⟨

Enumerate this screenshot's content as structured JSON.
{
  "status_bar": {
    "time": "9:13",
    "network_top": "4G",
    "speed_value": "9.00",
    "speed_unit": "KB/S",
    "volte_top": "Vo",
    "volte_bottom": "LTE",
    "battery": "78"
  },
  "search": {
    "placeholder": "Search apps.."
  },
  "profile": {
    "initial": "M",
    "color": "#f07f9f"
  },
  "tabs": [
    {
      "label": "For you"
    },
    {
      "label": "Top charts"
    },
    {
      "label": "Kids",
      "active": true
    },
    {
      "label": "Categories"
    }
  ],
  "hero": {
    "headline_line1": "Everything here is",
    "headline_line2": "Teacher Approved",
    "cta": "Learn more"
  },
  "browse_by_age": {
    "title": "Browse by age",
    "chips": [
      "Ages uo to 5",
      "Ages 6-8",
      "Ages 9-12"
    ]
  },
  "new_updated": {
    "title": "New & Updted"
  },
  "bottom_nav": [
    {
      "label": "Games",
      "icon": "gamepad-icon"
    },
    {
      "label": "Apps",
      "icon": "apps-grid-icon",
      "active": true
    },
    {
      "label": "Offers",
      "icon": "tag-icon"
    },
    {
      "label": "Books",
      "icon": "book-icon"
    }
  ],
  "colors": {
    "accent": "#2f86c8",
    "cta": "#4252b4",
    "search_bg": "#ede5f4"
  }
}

⟩

Lines that include the word "icon" are to be extracted from the data above.

      "icon": "gamepad-icon"
      "icon": "apps-grid-icon",
      "icon": "tag-icon"
      "icon": "book-icon"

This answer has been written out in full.